» WHAT NEEDS TO BE DONE
Every record must be transcribed in its entirety, apart from the images, which are to be omitted.

(Data records)

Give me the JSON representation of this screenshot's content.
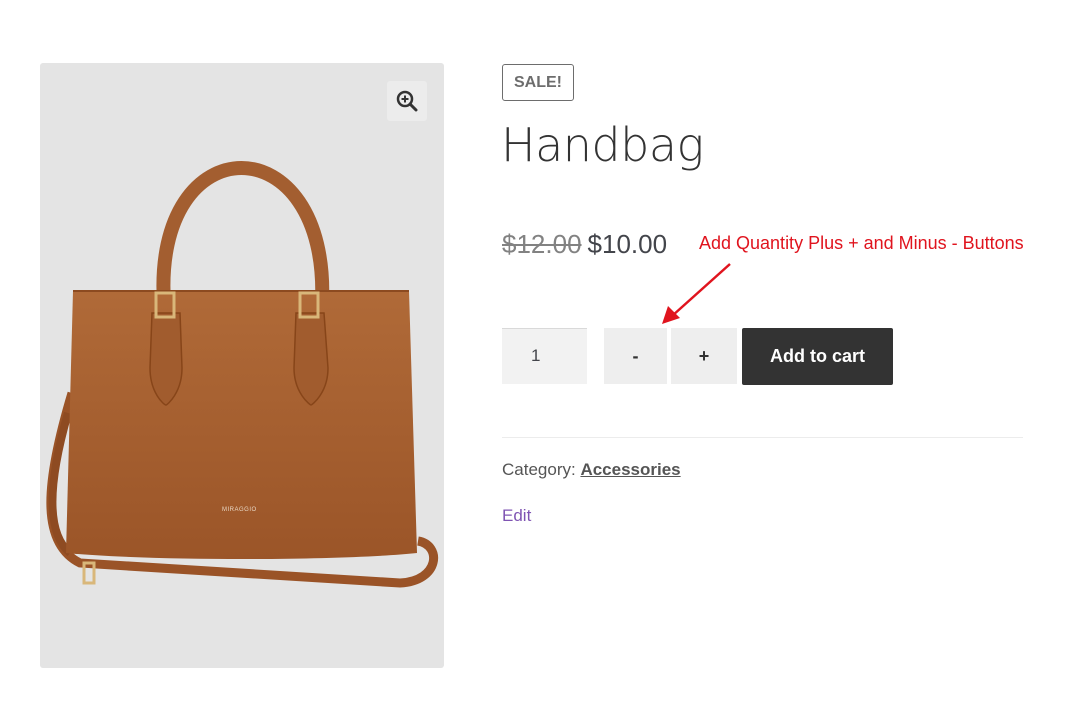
{
  "product": {
    "sale_badge": "SALE!",
    "title": "Handbag",
    "old_price": "$12.00",
    "price": "$10.00",
    "brand_mark": "MIRAGGIO",
    "category_label": "Category:",
    "category_link": "Accessories",
    "edit_link": "Edit"
  },
  "cart_form": {
    "quantity": "1",
    "minus_label": "-",
    "plus_label": "+",
    "add_to_cart_label": "Add to cart"
  },
  "annotation": {
    "text": "Add Quantity Plus + and Minus - Buttons",
    "color": "#e0141e"
  },
  "icons": {
    "zoom": "zoom-in-icon"
  },
  "colors": {
    "gallery_bg": "#e4e4e4",
    "bag": "#a8602f",
    "cart_button": "#333333",
    "edit_link": "#7f54b3"
  }
}
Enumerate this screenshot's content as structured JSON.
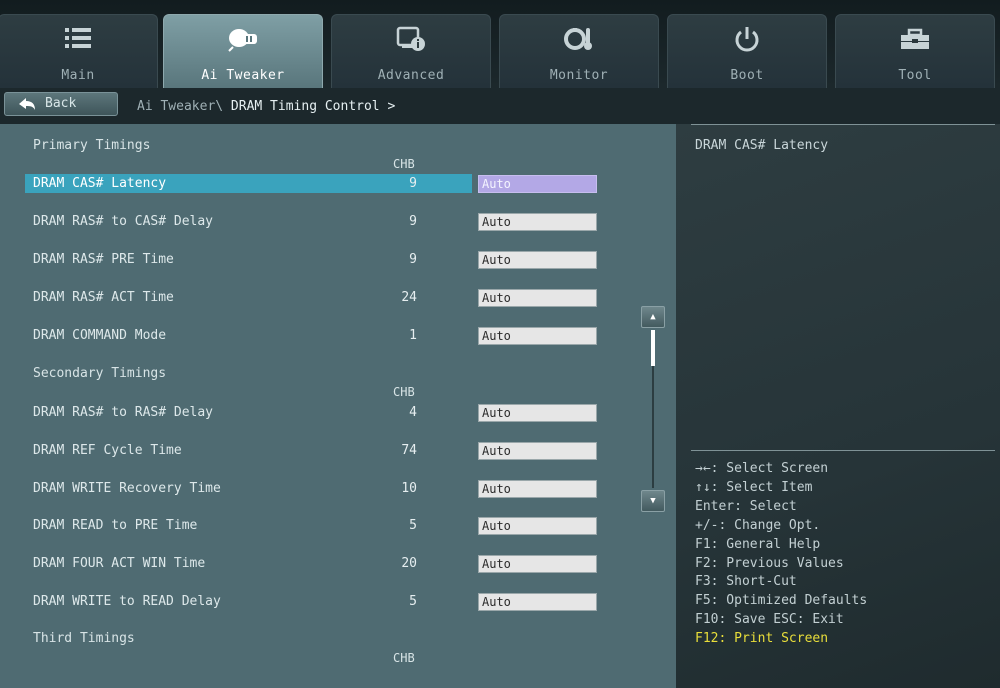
{
  "tabs": [
    {
      "label": "Main",
      "icon": "list-icon",
      "active": false
    },
    {
      "label": "Ai Tweaker",
      "icon": "ai-tweaker-icon",
      "active": true
    },
    {
      "label": "Advanced",
      "icon": "advanced-icon",
      "active": false
    },
    {
      "label": "Monitor",
      "icon": "monitor-icon",
      "active": false
    },
    {
      "label": "Boot",
      "icon": "power-icon",
      "active": false
    },
    {
      "label": "Tool",
      "icon": "tool-icon",
      "active": false
    }
  ],
  "back": {
    "label": "Back",
    "icon": "back-arrow-icon"
  },
  "breadcrumb": {
    "parent": "Ai Tweaker\\ ",
    "current": "DRAM Timing Control >"
  },
  "sections": {
    "primary": "Primary Timings",
    "secondary": "Secondary Timings",
    "third": "Third Timings",
    "chb": "CHB"
  },
  "rows": [
    {
      "label": "DRAM CAS# Latency",
      "value": "9",
      "setting": "Auto",
      "selected": true
    },
    {
      "label": "DRAM RAS# to CAS# Delay",
      "value": "9",
      "setting": "Auto"
    },
    {
      "label": "DRAM RAS# PRE Time",
      "value": "9",
      "setting": "Auto"
    },
    {
      "label": "DRAM RAS# ACT Time",
      "value": "24",
      "setting": "Auto"
    },
    {
      "label": "DRAM COMMAND Mode",
      "value": "1",
      "setting": "Auto"
    },
    {
      "label": "DRAM RAS# to RAS# Delay",
      "value": "4",
      "setting": "Auto"
    },
    {
      "label": "DRAM REF Cycle Time",
      "value": "74",
      "setting": "Auto"
    },
    {
      "label": "DRAM WRITE Recovery Time",
      "value": "10",
      "setting": "Auto"
    },
    {
      "label": "DRAM READ to PRE Time",
      "value": "5",
      "setting": "Auto"
    },
    {
      "label": "DRAM FOUR ACT WIN Time",
      "value": "20",
      "setting": "Auto"
    },
    {
      "label": "DRAM WRITE to READ Delay",
      "value": "5",
      "setting": "Auto"
    }
  ],
  "help": {
    "title": "DRAM CAS# Latency",
    "keys": [
      "→←: Select Screen",
      "↑↓: Select Item",
      "Enter: Select",
      "+/-: Change Opt.",
      "F1: General Help",
      "F2: Previous Values",
      "F3: Short-Cut",
      "F5: Optimized Defaults",
      "F10: Save  ESC: Exit",
      "F12: Print Screen"
    ]
  },
  "colors": {
    "accent": "#3aa3bd",
    "selected_input": "#b3a8e6",
    "f12_highlight": "#e9de3a"
  }
}
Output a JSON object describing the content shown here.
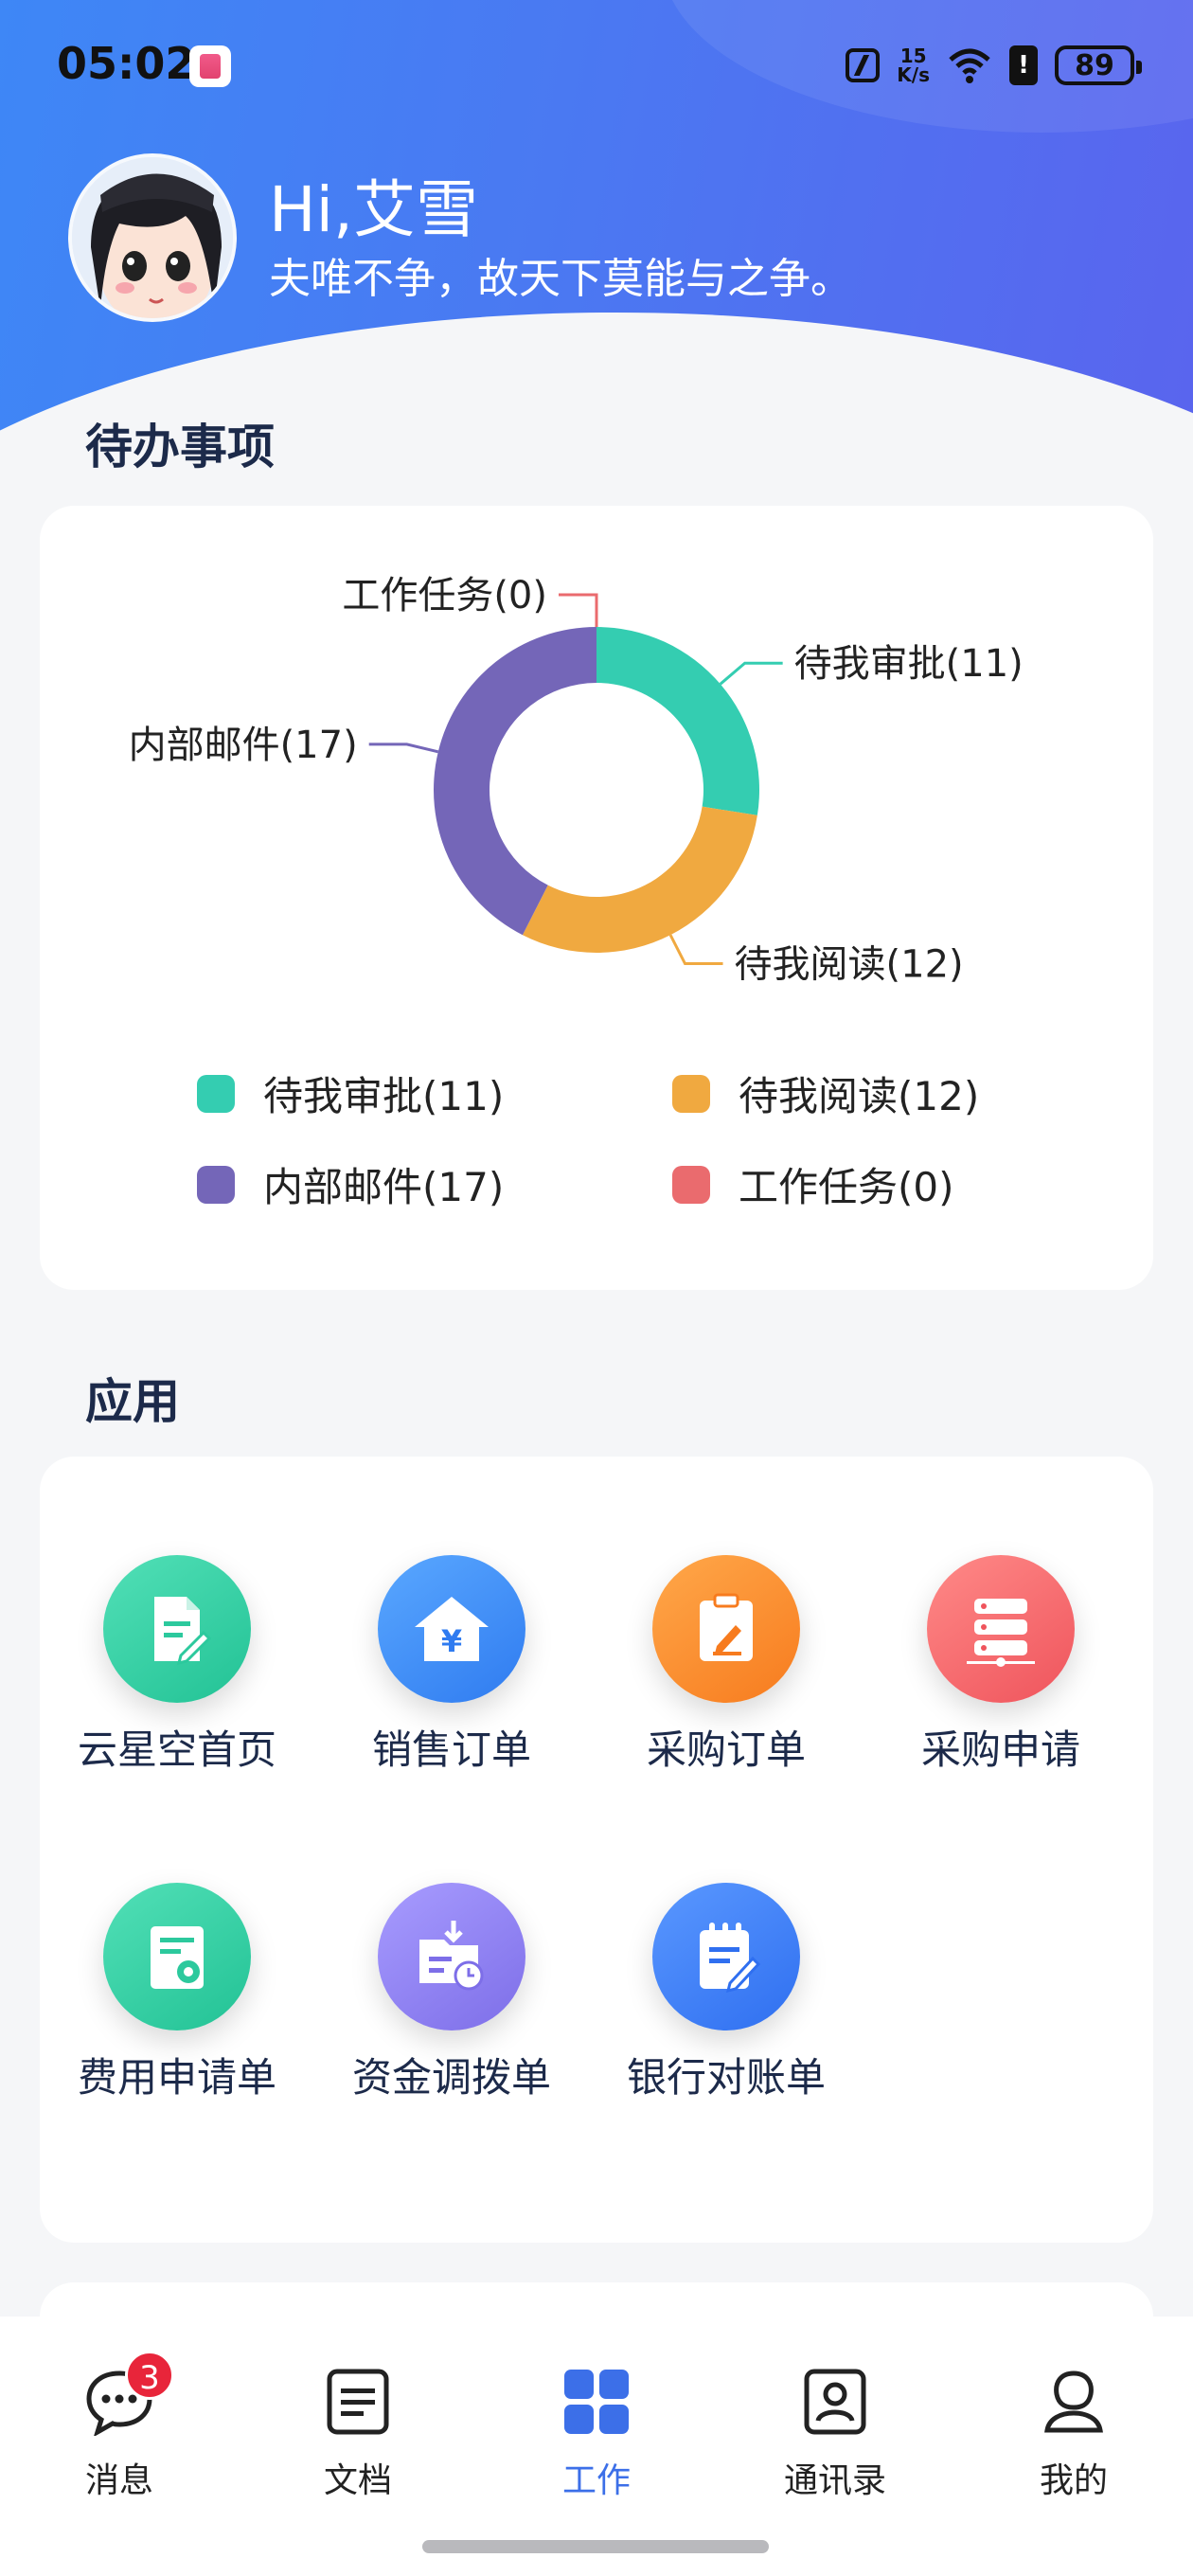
{
  "status_bar": {
    "time": "05:02",
    "net_speed_value": "15",
    "net_speed_unit": "K/s",
    "battery": "89",
    "alert_symbol": "!"
  },
  "profile": {
    "greeting": "Hi,艾雪",
    "motto": "夫唯不争，故天下莫能与之争。"
  },
  "todo": {
    "title": "待办事项",
    "items": [
      {
        "label": "待我审批(11)",
        "name": "待我审批",
        "count": 11,
        "color": "#34cdb1"
      },
      {
        "label": "待我阅读(12)",
        "name": "待我阅读",
        "count": 12,
        "color": "#f0a940"
      },
      {
        "label": "内部邮件(17)",
        "name": "内部邮件",
        "count": 17,
        "color": "#7466b8"
      },
      {
        "label": "工作任务(0)",
        "name": "工作任务",
        "count": 0,
        "color": "#ea6b6e"
      }
    ]
  },
  "chart_data": {
    "type": "pie",
    "categories": [
      "待我审批",
      "待我阅读",
      "内部邮件",
      "工作任务"
    ],
    "values": [
      11,
      12,
      17,
      0
    ],
    "labels": [
      "待我审批(11)",
      "待我阅读(12)",
      "内部邮件(17)",
      "工作任务(0)"
    ],
    "colors": [
      "#34cdb1",
      "#f0a940",
      "#7466b8",
      "#ea6b6e"
    ],
    "donut": true,
    "legend_position": "bottom"
  },
  "apps": {
    "title": "应用",
    "items": [
      {
        "label": "云星空首页",
        "icon": "document-edit-icon",
        "color": "#2fcea3"
      },
      {
        "label": "销售订单",
        "icon": "house-yen-icon",
        "color": "#3d8ef5"
      },
      {
        "label": "采购订单",
        "icon": "clipboard-edit-icon",
        "color": "#fb8a2c"
      },
      {
        "label": "采购申请",
        "icon": "server-list-icon",
        "color": "#f4676d"
      },
      {
        "label": "费用申请单",
        "icon": "document-view-icon",
        "color": "#2fcea3"
      },
      {
        "label": "资金调拨单",
        "icon": "folder-clock-icon",
        "color": "#8c7ef0"
      },
      {
        "label": "银行对账单",
        "icon": "notepad-edit-icon",
        "color": "#3f83f2"
      }
    ]
  },
  "tabbar": {
    "items": [
      {
        "label": "消息",
        "icon": "chat-icon",
        "badge": "3"
      },
      {
        "label": "文档",
        "icon": "document-icon"
      },
      {
        "label": "工作",
        "icon": "grid-icon",
        "active": true
      },
      {
        "label": "通讯录",
        "icon": "contact-icon"
      },
      {
        "label": "我的",
        "icon": "user-icon"
      }
    ]
  }
}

» EXERCISE RESPONSE
Give me the JSON representation of this screenshot's content.
{
  "product": {
    "sale_badge": "SALE!",
    "title": "Handbag",
    "old_price": "$12.00",
    "price": "$10.00",
    "brand_mark": "MIRAGGIO",
    "category_label": "Category:",
    "category_link": "Accessories",
    "edit_link": "Edit"
  },
  "cart_form": {
    "quantity": "1",
    "minus_label": "-",
    "plus_label": "+",
    "add_to_cart_label": "Add to cart"
  },
  "annotation": {
    "text": "Add Quantity Plus + and Minus - Buttons",
    "color": "#e0141e"
  },
  "icons": {
    "zoom": "zoom-in-icon"
  },
  "colors": {
    "gallery_bg": "#e4e4e4",
    "bag": "#a8602f",
    "cart_button": "#333333",
    "edit_link": "#7f54b3"
  }
}
Enumerate this screenshot's content as structured JSON.
{
  "tabs": [
    {
      "label": "Main",
      "icon": "list-icon",
      "active": false
    },
    {
      "label": "Ai Tweaker",
      "icon": "ai-tweaker-icon",
      "active": true
    },
    {
      "label": "Advanced",
      "icon": "advanced-icon",
      "active": false
    },
    {
      "label": "Monitor",
      "icon": "monitor-icon",
      "active": false
    },
    {
      "label": "Boot",
      "icon": "power-icon",
      "active": false
    },
    {
      "label": "Tool",
      "icon": "tool-icon",
      "active": false
    }
  ],
  "back": {
    "label": "Back",
    "icon": "back-arrow-icon"
  },
  "breadcrumb": {
    "parent": "Ai Tweaker\\ ",
    "current": "DRAM Timing Control >"
  },
  "sections": {
    "primary": "Primary Timings",
    "secondary": "Secondary Timings",
    "third": "Third Timings",
    "chb": "CHB"
  },
  "rows": [
    {
      "label": "DRAM CAS# Latency",
      "value": "9",
      "setting": "Auto",
      "selected": true
    },
    {
      "label": "DRAM RAS# to CAS# Delay",
      "value": "9",
      "setting": "Auto"
    },
    {
      "label": "DRAM RAS# PRE Time",
      "value": "9",
      "setting": "Auto"
    },
    {
      "label": "DRAM RAS# ACT Time",
      "value": "24",
      "setting": "Auto"
    },
    {
      "label": "DRAM COMMAND Mode",
      "value": "1",
      "setting": "Auto"
    },
    {
      "label": "DRAM RAS# to RAS# Delay",
      "value": "4",
      "setting": "Auto"
    },
    {
      "label": "DRAM REF Cycle Time",
      "value": "74",
      "setting": "Auto"
    },
    {
      "label": "DRAM WRITE Recovery Time",
      "value": "10",
      "setting": "Auto"
    },
    {
      "label": "DRAM READ to PRE Time",
      "value": "5",
      "setting": "Auto"
    },
    {
      "label": "DRAM FOUR ACT WIN Time",
      "value": "20",
      "setting": "Auto"
    },
    {
      "label": "DRAM WRITE to READ Delay",
      "value": "5",
      "setting": "Auto"
    }
  ],
  "help": {
    "title": "DRAM CAS# Latency",
    "keys": [
      "→←: Select Screen",
      "↑↓: Select Item",
      "Enter: Select",
      "+/-: Change Opt.",
      "F1: General Help",
      "F2: Previous Values",
      "F3: Short-Cut",
      "F5: Optimized Defaults",
      "F10: Save  ESC: Exit",
      "F12: Print Screen"
    ]
  },
  "colors": {
    "accent": "#3aa3bd",
    "selected_input": "#b3a8e6",
    "f12_highlight": "#e9de3a"
  }
}
Output a JSON object describing the content shown here.
{
  "status_bar": {
    "time": "05:02",
    "net_speed_value": "15",
    "net_speed_unit": "K/s",
    "battery": "89",
    "alert_symbol": "!"
  },
  "profile": {
    "greeting": "Hi,艾雪",
    "motto": "夫唯不争，故天下莫能与之争。"
  },
  "todo": {
    "title": "待办事项",
    "items": [
      {
        "label": "待我审批(11)",
        "name": "待我审批",
        "count": 11,
        "color": "#34cdb1"
      },
      {
        "label": "待我阅读(12)",
        "name": "待我阅读",
        "count": 12,
        "color": "#f0a940"
      },
      {
        "label": "内部邮件(17)",
        "name": "内部邮件",
        "count": 17,
        "color": "#7466b8"
      },
      {
        "label": "工作任务(0)",
        "name": "工作任务",
        "count": 0,
        "color": "#ea6b6e"
      }
    ]
  },
  "chart_data": {
    "type": "pie",
    "categories": [
      "待我审批",
      "待我阅读",
      "内部邮件",
      "工作任务"
    ],
    "values": [
      11,
      12,
      17,
      0
    ],
    "labels": [
      "待我审批(11)",
      "待我阅读(12)",
      "内部邮件(17)",
      "工作任务(0)"
    ],
    "colors": [
      "#34cdb1",
      "#f0a940",
      "#7466b8",
      "#ea6b6e"
    ],
    "donut": true,
    "legend_position": "bottom"
  },
  "apps": {
    "title": "应用",
    "items": [
      {
        "label": "云星空首页",
        "icon": "document-edit-icon",
        "color": "#2fcea3"
      },
      {
        "label": "销售订单",
        "icon": "house-yen-icon",
        "color": "#3d8ef5"
      },
      {
        "label": "采购订单",
        "icon": "clipboard-edit-icon",
        "color": "#fb8a2c"
      },
      {
        "label": "采购申请",
        "icon": "server-list-icon",
        "color": "#f4676d"
      },
      {
        "label": "费用申请单",
        "icon": "document-view-icon",
        "color": "#2fcea3"
      },
      {
        "label": "资金调拨单",
        "icon": "folder-clock-icon",
        "color": "#8c7ef0"
      },
      {
        "label": "银行对账单",
        "icon": "notepad-edit-icon",
        "color": "#3f83f2"
      }
    ]
  },
  "tabbar": {
    "items": [
      {
        "label": "消息",
        "icon": "chat-icon",
        "badge": "3"
      },
      {
        "label": "文档",
        "icon": "document-icon"
      },
      {
        "label": "工作",
        "icon": "grid-icon",
        "active": true
      },
      {
        "label": "通讯录",
        "icon": "contact-icon"
      },
      {
        "label": "我的",
        "icon": "user-icon"
      }
    ]
  }
}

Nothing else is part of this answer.